Task: List all the lines in these records that hold "bubble".

[Stored data]
_ _ _

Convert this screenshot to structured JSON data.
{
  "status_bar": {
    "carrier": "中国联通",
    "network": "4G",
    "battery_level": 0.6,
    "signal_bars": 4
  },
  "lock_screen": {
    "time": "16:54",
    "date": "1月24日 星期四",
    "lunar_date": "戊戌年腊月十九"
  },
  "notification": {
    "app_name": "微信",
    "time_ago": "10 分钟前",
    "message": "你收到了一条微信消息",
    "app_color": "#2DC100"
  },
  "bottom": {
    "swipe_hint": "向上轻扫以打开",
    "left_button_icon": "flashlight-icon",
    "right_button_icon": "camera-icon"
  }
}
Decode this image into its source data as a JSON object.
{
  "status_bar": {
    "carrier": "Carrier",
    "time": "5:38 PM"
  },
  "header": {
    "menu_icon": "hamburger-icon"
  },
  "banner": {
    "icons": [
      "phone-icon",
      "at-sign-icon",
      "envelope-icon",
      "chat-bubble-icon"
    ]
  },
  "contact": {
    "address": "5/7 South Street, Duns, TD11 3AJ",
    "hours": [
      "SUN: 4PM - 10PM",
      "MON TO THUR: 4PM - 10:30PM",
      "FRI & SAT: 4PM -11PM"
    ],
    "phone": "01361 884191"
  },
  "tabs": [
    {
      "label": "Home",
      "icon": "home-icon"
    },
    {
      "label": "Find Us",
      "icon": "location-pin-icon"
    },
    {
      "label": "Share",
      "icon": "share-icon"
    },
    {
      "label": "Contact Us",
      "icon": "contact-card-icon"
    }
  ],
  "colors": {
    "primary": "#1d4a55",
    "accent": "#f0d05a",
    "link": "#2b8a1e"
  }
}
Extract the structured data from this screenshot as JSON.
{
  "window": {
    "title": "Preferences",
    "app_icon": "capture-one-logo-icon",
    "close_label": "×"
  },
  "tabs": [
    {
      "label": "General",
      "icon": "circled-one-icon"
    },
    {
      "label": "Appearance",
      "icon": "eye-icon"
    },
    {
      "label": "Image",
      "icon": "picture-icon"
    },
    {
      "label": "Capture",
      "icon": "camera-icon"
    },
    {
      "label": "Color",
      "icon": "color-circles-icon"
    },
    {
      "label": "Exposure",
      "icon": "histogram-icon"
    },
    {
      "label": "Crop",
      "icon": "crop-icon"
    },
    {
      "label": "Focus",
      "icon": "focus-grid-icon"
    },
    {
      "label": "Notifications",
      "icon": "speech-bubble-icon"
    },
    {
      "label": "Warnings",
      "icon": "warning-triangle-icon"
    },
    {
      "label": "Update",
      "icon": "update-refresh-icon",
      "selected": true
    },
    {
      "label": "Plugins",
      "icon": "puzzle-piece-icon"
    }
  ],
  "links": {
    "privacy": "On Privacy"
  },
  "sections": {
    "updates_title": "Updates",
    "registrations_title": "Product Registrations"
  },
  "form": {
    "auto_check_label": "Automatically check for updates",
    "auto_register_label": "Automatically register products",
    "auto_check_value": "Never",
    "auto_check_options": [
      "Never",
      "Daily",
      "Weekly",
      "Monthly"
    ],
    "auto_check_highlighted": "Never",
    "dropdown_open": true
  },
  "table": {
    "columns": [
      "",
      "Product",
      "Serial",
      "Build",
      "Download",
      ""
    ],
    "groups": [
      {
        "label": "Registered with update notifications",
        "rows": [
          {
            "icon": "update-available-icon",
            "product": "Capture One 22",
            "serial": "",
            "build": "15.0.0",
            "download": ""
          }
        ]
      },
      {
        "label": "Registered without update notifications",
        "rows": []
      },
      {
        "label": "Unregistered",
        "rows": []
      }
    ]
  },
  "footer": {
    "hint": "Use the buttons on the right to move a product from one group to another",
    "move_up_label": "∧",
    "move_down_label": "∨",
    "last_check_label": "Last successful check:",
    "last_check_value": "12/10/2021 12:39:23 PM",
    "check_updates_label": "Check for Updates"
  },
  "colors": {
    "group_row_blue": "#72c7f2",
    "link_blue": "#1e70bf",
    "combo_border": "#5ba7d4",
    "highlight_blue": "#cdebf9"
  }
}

_ _ _

Worked answer:
      "chat-bubble-icon"
      "icon": "speech-bubble-icon"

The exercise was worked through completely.